### WRITTEN INSTRUCTION
Locate each line below that contains the string "chart" and copy those lines out in full. Case counts.

### Spatial annotation entries
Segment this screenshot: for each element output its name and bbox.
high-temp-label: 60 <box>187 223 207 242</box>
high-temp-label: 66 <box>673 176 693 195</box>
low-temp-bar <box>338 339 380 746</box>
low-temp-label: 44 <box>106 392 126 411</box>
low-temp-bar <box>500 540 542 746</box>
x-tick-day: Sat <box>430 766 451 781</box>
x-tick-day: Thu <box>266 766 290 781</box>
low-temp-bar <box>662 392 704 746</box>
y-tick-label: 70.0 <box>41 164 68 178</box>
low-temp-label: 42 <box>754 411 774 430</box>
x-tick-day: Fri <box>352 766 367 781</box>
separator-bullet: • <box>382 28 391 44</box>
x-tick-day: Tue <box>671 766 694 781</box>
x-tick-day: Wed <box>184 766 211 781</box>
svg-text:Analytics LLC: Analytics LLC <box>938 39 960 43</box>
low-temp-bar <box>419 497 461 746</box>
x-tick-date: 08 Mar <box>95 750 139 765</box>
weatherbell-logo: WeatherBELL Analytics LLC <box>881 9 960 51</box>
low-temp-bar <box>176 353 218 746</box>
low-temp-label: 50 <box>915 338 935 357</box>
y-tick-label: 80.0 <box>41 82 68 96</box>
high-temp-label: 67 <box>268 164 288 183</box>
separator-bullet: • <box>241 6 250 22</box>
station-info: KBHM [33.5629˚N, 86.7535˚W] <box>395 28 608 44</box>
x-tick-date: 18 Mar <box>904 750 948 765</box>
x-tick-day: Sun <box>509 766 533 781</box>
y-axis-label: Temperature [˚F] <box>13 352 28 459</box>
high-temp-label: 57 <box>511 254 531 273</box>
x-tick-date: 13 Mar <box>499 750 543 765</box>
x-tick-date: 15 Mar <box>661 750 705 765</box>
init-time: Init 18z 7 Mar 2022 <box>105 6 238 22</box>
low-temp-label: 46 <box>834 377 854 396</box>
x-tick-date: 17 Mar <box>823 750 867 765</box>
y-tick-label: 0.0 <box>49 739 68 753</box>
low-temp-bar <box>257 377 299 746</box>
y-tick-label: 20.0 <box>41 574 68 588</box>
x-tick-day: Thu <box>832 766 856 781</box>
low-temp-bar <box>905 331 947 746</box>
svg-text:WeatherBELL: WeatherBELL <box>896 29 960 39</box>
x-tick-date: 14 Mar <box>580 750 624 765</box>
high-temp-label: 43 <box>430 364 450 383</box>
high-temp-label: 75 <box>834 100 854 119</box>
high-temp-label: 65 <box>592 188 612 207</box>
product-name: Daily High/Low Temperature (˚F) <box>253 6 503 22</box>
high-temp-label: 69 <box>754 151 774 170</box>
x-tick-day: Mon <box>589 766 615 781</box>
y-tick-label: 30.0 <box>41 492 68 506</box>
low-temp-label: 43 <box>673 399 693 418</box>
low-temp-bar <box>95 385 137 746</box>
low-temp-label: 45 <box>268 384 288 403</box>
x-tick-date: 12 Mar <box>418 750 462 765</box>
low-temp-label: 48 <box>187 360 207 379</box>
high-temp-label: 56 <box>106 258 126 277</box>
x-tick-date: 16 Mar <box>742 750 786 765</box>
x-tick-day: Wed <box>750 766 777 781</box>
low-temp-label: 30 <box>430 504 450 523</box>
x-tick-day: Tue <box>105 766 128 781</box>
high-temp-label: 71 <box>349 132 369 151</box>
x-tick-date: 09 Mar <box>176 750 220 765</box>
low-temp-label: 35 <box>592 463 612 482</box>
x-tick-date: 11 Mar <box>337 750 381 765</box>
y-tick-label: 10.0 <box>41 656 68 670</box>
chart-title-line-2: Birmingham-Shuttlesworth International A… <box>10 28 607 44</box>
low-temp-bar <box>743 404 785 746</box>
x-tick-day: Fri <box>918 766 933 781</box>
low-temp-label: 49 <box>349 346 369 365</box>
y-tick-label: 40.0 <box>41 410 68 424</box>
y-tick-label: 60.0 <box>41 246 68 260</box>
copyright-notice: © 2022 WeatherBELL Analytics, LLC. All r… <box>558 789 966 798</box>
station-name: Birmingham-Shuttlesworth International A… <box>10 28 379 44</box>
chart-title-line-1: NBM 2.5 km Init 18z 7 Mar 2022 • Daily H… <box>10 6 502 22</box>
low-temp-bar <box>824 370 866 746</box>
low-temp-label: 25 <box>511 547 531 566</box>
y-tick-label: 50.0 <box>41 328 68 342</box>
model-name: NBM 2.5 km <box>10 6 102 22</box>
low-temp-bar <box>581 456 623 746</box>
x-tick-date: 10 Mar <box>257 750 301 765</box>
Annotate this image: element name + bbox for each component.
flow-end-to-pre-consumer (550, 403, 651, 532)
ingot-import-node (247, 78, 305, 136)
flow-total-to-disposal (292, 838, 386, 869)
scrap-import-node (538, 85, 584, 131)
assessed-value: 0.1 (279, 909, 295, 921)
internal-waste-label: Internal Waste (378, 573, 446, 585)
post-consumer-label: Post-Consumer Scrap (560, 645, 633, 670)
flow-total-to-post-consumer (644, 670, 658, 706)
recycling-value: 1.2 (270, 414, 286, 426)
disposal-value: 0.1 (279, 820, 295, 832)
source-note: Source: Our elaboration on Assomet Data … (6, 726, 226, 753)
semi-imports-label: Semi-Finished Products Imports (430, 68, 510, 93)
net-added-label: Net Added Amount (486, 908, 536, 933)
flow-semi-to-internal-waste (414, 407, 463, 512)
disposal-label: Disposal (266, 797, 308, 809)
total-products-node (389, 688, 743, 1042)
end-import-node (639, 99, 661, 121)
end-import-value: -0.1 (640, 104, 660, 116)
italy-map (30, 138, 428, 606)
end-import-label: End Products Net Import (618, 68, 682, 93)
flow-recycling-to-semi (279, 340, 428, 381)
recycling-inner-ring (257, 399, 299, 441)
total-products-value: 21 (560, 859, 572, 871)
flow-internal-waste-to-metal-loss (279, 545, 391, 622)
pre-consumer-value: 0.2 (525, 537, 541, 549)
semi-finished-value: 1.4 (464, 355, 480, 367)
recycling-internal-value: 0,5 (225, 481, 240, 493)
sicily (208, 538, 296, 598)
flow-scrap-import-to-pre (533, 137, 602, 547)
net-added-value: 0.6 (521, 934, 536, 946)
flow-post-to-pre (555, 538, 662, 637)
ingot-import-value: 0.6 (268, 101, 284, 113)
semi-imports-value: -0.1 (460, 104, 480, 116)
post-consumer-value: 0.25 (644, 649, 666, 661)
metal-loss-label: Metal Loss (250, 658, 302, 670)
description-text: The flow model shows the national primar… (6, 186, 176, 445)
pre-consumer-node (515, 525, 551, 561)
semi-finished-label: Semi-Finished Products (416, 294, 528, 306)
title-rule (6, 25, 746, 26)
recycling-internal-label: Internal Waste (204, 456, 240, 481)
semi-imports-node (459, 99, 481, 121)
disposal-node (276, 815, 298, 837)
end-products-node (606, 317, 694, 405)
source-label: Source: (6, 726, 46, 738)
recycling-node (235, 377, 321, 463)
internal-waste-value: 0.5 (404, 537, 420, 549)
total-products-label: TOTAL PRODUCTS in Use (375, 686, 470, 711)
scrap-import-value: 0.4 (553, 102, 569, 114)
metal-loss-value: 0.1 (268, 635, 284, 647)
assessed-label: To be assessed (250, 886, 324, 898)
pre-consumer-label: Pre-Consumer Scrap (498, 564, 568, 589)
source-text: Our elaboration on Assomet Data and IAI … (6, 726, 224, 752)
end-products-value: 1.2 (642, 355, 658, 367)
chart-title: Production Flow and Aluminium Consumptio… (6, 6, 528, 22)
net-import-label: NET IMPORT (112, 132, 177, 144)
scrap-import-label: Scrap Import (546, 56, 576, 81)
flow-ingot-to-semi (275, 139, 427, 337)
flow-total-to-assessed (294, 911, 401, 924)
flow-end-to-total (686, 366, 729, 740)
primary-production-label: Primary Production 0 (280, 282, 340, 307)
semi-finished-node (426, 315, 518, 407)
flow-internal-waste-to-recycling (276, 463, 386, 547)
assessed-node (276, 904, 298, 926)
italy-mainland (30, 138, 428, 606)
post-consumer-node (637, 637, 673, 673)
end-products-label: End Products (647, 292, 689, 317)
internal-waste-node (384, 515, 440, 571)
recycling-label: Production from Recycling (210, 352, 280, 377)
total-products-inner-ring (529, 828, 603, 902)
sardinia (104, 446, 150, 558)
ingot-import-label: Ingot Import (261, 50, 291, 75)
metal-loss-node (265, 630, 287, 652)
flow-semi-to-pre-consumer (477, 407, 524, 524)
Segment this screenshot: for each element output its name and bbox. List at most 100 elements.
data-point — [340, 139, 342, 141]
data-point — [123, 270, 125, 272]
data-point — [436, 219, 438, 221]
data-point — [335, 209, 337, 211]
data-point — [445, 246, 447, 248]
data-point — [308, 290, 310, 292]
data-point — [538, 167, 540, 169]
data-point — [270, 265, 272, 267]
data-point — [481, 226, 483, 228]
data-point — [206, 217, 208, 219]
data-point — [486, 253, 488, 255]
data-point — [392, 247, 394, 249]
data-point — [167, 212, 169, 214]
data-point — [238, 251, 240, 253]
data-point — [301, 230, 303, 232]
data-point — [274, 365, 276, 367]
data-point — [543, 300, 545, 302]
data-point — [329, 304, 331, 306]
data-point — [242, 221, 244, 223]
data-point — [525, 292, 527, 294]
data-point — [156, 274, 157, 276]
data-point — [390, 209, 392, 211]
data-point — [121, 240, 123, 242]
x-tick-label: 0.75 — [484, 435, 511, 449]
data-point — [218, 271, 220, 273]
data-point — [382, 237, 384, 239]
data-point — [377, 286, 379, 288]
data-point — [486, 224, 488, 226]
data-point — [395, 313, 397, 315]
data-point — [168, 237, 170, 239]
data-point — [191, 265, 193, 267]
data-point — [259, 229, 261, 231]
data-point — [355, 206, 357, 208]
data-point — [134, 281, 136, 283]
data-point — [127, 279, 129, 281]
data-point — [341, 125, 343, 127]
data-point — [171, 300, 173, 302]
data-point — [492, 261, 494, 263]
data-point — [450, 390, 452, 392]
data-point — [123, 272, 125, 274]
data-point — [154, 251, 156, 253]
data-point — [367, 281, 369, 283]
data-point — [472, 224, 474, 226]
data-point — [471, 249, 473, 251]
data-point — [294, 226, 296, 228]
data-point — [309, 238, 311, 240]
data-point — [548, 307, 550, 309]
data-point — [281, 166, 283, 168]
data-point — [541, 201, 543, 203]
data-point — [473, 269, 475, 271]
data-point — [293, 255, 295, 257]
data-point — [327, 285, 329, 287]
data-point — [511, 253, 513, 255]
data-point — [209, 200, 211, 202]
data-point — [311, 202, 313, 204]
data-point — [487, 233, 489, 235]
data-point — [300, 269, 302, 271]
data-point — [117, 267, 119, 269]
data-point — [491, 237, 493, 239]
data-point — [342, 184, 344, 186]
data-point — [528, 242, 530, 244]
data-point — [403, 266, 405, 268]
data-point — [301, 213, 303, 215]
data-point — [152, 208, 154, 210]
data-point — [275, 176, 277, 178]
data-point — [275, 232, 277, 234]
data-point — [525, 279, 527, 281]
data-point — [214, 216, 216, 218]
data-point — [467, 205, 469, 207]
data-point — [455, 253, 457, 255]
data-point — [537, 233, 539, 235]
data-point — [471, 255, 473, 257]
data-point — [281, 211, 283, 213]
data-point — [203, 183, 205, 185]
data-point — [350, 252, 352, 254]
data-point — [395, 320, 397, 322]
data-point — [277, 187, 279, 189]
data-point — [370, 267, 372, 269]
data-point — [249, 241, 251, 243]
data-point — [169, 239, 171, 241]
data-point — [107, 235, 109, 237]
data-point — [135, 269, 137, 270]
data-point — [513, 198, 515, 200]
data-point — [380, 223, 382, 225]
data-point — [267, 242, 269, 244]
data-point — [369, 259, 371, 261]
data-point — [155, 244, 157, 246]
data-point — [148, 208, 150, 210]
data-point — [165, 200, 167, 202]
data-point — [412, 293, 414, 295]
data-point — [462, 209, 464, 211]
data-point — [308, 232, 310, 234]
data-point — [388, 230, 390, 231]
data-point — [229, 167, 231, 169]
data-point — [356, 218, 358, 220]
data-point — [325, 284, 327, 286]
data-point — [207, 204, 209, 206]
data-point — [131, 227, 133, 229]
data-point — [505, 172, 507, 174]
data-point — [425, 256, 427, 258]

### SOLUTION FOR THIS TASK
chart-title-line-2: Birmingham-Shuttlesworth International A… <box>10 28 607 44</box>
chart-title-line-1: NBM 2.5 km Init 18z 7 Mar 2022 • Daily H… <box>10 6 502 22</box>
chart-title: Production Flow and Aluminium Consumptio… (6, 6, 528, 22)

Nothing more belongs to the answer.